[start of Material provided]

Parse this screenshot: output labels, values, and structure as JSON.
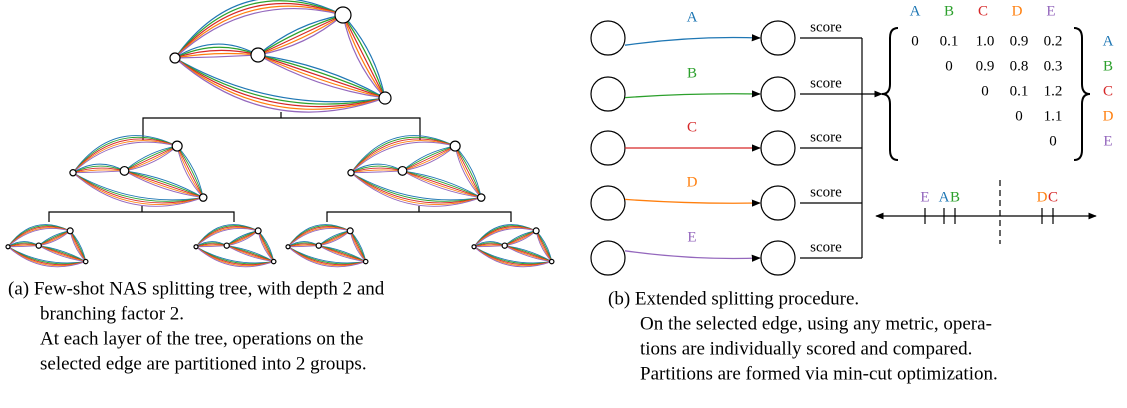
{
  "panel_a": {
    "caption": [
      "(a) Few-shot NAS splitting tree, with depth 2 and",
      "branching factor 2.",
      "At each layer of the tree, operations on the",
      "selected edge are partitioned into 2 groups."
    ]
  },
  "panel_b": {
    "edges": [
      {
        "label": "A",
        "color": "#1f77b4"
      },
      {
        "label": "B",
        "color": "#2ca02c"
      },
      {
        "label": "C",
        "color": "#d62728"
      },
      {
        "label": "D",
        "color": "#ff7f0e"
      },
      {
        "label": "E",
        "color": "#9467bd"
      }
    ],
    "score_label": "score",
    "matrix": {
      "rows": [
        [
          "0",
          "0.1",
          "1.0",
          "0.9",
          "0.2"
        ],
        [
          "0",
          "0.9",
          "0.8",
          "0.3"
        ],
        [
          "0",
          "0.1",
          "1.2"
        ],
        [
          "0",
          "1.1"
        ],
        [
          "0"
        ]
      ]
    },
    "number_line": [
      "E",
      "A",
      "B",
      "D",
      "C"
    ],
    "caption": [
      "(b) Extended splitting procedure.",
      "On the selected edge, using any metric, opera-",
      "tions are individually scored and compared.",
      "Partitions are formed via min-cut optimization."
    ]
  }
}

[end of Material provided]
[start of Material provided]

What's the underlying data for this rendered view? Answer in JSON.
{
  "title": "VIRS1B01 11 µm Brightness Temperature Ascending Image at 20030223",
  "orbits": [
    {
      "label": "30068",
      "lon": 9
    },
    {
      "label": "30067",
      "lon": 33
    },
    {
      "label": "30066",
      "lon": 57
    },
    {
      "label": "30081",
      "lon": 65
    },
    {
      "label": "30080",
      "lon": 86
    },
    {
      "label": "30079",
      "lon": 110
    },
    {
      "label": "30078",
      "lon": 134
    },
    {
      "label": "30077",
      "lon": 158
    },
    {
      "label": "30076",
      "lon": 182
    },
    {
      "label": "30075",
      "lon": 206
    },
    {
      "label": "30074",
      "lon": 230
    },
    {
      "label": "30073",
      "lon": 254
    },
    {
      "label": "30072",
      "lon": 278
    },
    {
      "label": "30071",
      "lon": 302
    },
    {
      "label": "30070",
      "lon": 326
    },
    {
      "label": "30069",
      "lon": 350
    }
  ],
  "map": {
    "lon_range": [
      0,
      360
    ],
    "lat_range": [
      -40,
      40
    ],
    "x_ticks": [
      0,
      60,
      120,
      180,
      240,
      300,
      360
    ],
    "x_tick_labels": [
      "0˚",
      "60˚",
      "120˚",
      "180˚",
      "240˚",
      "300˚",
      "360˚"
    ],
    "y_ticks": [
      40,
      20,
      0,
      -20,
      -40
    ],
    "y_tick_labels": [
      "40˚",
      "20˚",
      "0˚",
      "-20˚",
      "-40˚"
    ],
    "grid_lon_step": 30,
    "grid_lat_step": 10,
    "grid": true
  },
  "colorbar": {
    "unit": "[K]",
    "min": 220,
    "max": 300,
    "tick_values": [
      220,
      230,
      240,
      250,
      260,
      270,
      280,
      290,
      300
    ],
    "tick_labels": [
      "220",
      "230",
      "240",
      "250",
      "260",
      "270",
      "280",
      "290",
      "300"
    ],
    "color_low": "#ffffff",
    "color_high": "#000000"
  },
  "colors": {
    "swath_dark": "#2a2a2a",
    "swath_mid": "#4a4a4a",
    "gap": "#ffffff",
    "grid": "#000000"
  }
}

[end of Material provided]
[start of Material provided]

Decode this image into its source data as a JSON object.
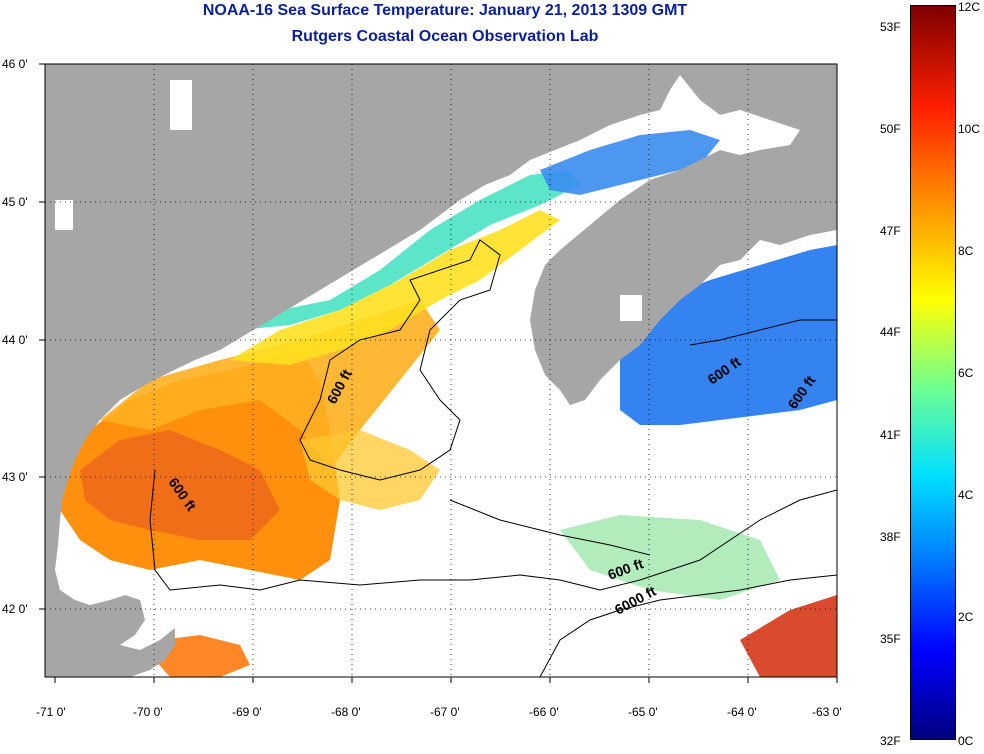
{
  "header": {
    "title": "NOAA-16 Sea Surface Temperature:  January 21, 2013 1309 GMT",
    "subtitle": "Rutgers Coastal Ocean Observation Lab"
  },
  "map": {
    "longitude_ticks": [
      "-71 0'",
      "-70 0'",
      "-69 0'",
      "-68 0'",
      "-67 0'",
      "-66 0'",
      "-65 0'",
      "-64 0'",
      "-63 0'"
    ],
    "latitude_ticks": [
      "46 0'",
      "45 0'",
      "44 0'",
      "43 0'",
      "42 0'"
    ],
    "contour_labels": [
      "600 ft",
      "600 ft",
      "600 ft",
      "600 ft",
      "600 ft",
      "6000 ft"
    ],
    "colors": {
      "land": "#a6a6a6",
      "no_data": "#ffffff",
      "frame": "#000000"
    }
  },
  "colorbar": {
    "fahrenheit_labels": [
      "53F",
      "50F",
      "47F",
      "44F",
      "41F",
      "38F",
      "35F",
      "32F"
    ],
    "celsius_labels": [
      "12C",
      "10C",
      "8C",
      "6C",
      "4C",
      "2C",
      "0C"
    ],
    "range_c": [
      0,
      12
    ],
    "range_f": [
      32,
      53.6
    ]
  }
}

[end of Material provided]

Gather all the lines that include the word "splitting" and copy them out.

### Expected answer
      "(a) Few-shot NAS splitting tree, with depth 2 and",
      "(b) Extended splitting procedure.",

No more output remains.